## START Data supplied
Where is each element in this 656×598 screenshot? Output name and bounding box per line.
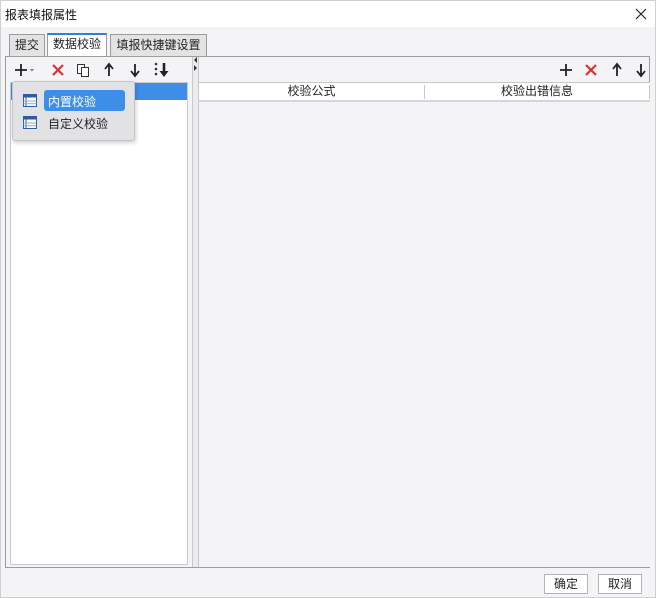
table-icon — [23, 94, 37, 107]
column-header-formula[interactable]: 校验公式 — [199, 83, 424, 100]
add-row-button[interactable] — [556, 60, 576, 80]
dropdown-caret-icon — [30, 69, 34, 72]
delete-icon — [52, 64, 64, 76]
right-toolbar — [199, 57, 650, 82]
menu-item-custom-validation[interactable]: 自定义校验 — [17, 112, 132, 133]
add-menu-button[interactable] — [12, 60, 38, 80]
menu-item-label: 内置校验 — [48, 95, 97, 109]
column-divider[interactable] — [649, 85, 650, 99]
cancel-button[interactable]: 取消 — [598, 574, 642, 594]
left-toolbar — [7, 57, 190, 82]
move-up-icon — [612, 62, 622, 76]
validation-list[interactable] — [10, 82, 188, 565]
table-header: 校验公式 校验出错信息 — [199, 83, 650, 102]
menu-item-label: 自定义校验 — [48, 117, 109, 131]
ok-button[interactable]: 确定 — [544, 574, 588, 594]
move-up-icon — [104, 62, 114, 76]
window-title: 报表填报属性 — [5, 8, 78, 22]
validation-table[interactable]: 校验公式 校验出错信息 — [199, 82, 650, 567]
delete-button[interactable] — [48, 60, 68, 80]
delete-icon — [585, 64, 597, 76]
table-icon — [23, 116, 37, 129]
copy-icon — [77, 64, 89, 77]
validation-detail-pane: 校验公式 校验出错信息 — [199, 57, 650, 567]
collapse-arrows-icon[interactable] — [193, 57, 198, 71]
add-icon — [560, 64, 572, 76]
tab-submit[interactable]: 提交 — [9, 34, 45, 56]
sort-icon — [154, 62, 169, 77]
add-icon — [15, 64, 34, 76]
tab-shortcut-settings[interactable]: 填报快捷键设置 — [110, 34, 207, 56]
row-down-button[interactable] — [631, 60, 651, 80]
close-button[interactable] — [631, 4, 651, 24]
sort-button[interactable] — [152, 60, 172, 80]
dialog-window: 报表填报属性 提交 数据校验 填报快捷键设置 校验公式 校验出错信息 内置校验 … — [0, 0, 656, 598]
delete-row-button[interactable] — [581, 60, 601, 80]
column-header-error-message[interactable]: 校验出错信息 — [425, 83, 649, 100]
copy-button[interactable] — [73, 60, 93, 80]
add-validation-menu: 内置校验 自定义校验 — [12, 81, 135, 141]
move-down-icon — [130, 64, 140, 78]
move-down-icon — [636, 64, 646, 78]
move-down-button[interactable] — [125, 60, 145, 80]
title-bar: 报表填报属性 — [1, 1, 655, 27]
menu-item-builtin-validation[interactable]: 内置校验 — [17, 90, 132, 111]
move-up-button[interactable] — [99, 60, 119, 80]
row-up-button[interactable] — [607, 60, 627, 80]
close-icon — [635, 8, 647, 20]
pane-splitter[interactable] — [192, 57, 199, 567]
tab-data-validation[interactable]: 数据校验 — [47, 33, 107, 56]
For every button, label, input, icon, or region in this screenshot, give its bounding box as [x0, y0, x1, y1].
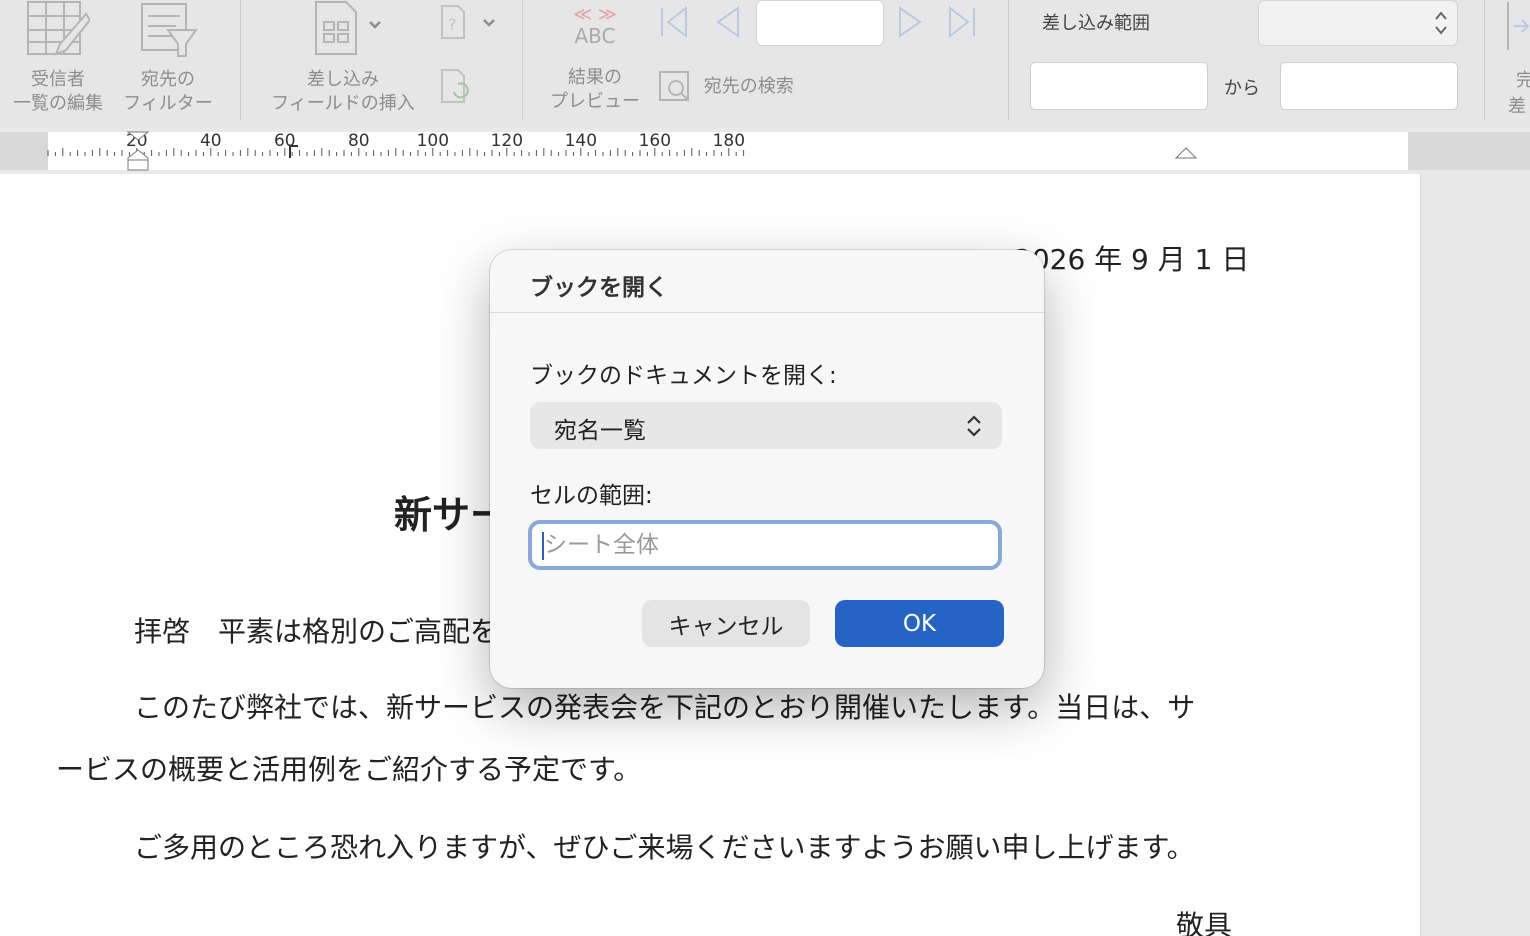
preview-label-2: プレビュー: [550, 91, 640, 112]
ribbon-separator: [240, 0, 241, 120]
merge-range-from-input[interactable]: [1030, 62, 1208, 110]
horizontal-ruler[interactable]: 20 40 60 80 100 120 140 160 180: [0, 128, 1530, 174]
filter-label-1: 宛先の: [141, 69, 195, 90]
cell-range-label: セルの範囲:: [530, 483, 653, 509]
document-paragraph-2: このたび弊社では、新サービスの発表会を下記のとおり開催いたします。当日は、サ: [134, 691, 1196, 724]
ruler-label: 120: [491, 131, 523, 151]
ruler-label: 40: [200, 131, 222, 151]
insert-field-label-1: 差し込み: [307, 69, 379, 90]
find-recipient-label: 宛先の検索: [703, 76, 794, 97]
finish-label-1: 完: [1516, 70, 1530, 91]
next-record-icon: [899, 6, 922, 38]
merge-range-label: 差し込み範囲: [1042, 13, 1150, 34]
rules-icon: ?: [441, 5, 495, 39]
ruler-label: 160: [639, 131, 671, 151]
ribbon-separator: [1484, 0, 1485, 120]
filter-label-2: フィルター: [123, 93, 213, 114]
cancel-button[interactable]: キャンセル: [642, 600, 810, 647]
table-edit-icon: [27, 1, 90, 56]
document-select-value: 宛名一覧: [554, 418, 646, 444]
merge-range-select[interactable]: [1258, 0, 1458, 46]
next-record-button[interactable]: [896, 4, 926, 44]
ok-button[interactable]: OK: [835, 600, 1004, 647]
open-workbook-dialog: ブックを開く ブックのドキュメントを開く: 宛名一覧 セルの範囲: キャンセル …: [490, 250, 1044, 688]
last-record-icon: [949, 5, 975, 39]
document-paragraph-1: 拝啓 平素は格別のご高配を: [134, 615, 499, 648]
ribbon-separator: [1008, 0, 1009, 120]
list-filter-icon: [141, 3, 198, 57]
rules-button[interactable]: ?: [438, 2, 502, 46]
ribbon-separator: [522, 0, 523, 120]
svg-text:?: ?: [448, 15, 457, 34]
document-closing: 敬具: [1176, 909, 1233, 936]
ruler-label: 140: [565, 131, 597, 151]
preview-arrows-icon: ≪ ≫: [573, 4, 617, 25]
document-select-popup[interactable]: 宛名一覧: [530, 402, 1002, 449]
filter-recipients-button[interactable]: 宛先の フィルター: [116, 0, 220, 116]
edit-recipient-label-2: 一覧の編集: [13, 93, 103, 114]
preview-abc-label: ABC: [574, 24, 616, 48]
document-select-label: ブックのドキュメントを開く:: [530, 363, 837, 389]
ruler-label: 180: [713, 131, 745, 151]
up-down-chevron-icon: [967, 415, 981, 437]
preview-results-button[interactable]: ≪ ≫ ABC 結果の プレビュー: [538, 0, 652, 114]
find-recipient-icon: [659, 71, 689, 101]
record-number-input[interactable]: [756, 0, 884, 46]
ruler-label: 100: [417, 131, 449, 151]
previous-record-button[interactable]: [712, 4, 742, 44]
left-indent-marker: [127, 159, 149, 171]
edit-recipient-label-1: 受信者: [31, 69, 85, 90]
first-record-button[interactable]: [658, 4, 692, 44]
finish-merge-icon: [1507, 2, 1530, 50]
finish-label-2: 差: [1508, 96, 1526, 117]
ruler-scale: 20 40 60 80 100 120 140 160 180: [0, 131, 1530, 171]
document-date: 2026 年 9 月 1 日: [1014, 243, 1250, 276]
ruler-label: 80: [348, 131, 370, 151]
insert-field-label-2: フィールドの挿入: [271, 93, 415, 114]
find-recipient-button[interactable]: 宛先の検索: [658, 70, 808, 104]
merge-field-icon: [315, 1, 381, 55]
first-record-icon: [661, 5, 687, 39]
finish-merge-button[interactable]: 完 差: [1500, 0, 1530, 120]
from-label: から: [1224, 78, 1260, 99]
page-margin-area: [1420, 174, 1530, 936]
ruler-label: 60: [274, 131, 296, 151]
preview-label-1: 結果の: [568, 67, 622, 88]
document-paragraph-3: ご多用のところ恐れ入りますが、ぜひご来場くださいますようお願い申し上げます。: [134, 831, 1195, 864]
up-down-chevron-icon: [1435, 11, 1447, 35]
refresh-icon: [441, 69, 469, 103]
mail-merge-ribbon: 受信者 一覧の編集 宛先の フィルター 差し込み フィールドの挿入 ? ≪ ≫ …: [0, 0, 1530, 129]
previous-record-icon: [716, 6, 739, 38]
document-paragraph-2-cont: ービスの概要と活用例をご紹介する予定です。: [56, 753, 642, 786]
dialog-divider: [490, 312, 1044, 313]
insert-merge-field-button[interactable]: 差し込み フィールドの挿入: [258, 0, 428, 116]
last-record-button[interactable]: [944, 4, 978, 44]
dialog-title: ブックを開く: [530, 275, 668, 301]
edit-recipient-list-button[interactable]: 受信者 一覧の編集: [6, 0, 110, 116]
cell-range-input[interactable]: [528, 520, 1002, 570]
merge-range-to-input[interactable]: [1280, 62, 1458, 110]
update-labels-button[interactable]: [438, 66, 478, 110]
text-caret: [542, 532, 544, 560]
## END Data supplied
__Given request__: Output every line from the one containing "table-icon — [23, 94, 37, 107]" down through the one containing "delete-button[interactable] — [48, 60, 68, 80]", both included, reproducing each exactly as it stands.

__Result of the exercise__:
table-icon — [23, 94, 37, 107]
column-header-formula[interactable]: 校验公式 — [199, 83, 424, 100]
add-row-button[interactable] — [556, 60, 576, 80]
dropdown-caret-icon — [30, 69, 34, 72]
delete-icon — [52, 64, 64, 76]
right-toolbar — [199, 57, 650, 82]
menu-item-custom-validation[interactable]: 自定义校验 — [17, 112, 132, 133]
add-menu-button[interactable] — [12, 60, 38, 80]
menu-item-label: 内置校验 — [48, 95, 97, 109]
column-divider[interactable] — [649, 85, 650, 99]
cancel-button[interactable]: 取消 — [598, 574, 642, 594]
left-toolbar — [7, 57, 190, 82]
move-up-icon — [612, 62, 622, 76]
validation-list[interactable] — [10, 82, 188, 565]
table-header: 校验公式 校验出错信息 — [199, 83, 650, 102]
menu-item-label: 自定义校验 — [48, 117, 109, 131]
ok-button[interactable]: 确定 — [544, 574, 588, 594]
move-up-icon — [104, 62, 114, 76]
window-title: 报表填报属性 — [5, 8, 78, 22]
validation-table[interactable]: 校验公式 校验出错信息 — [199, 82, 650, 567]
delete-button[interactable] — [48, 60, 68, 80]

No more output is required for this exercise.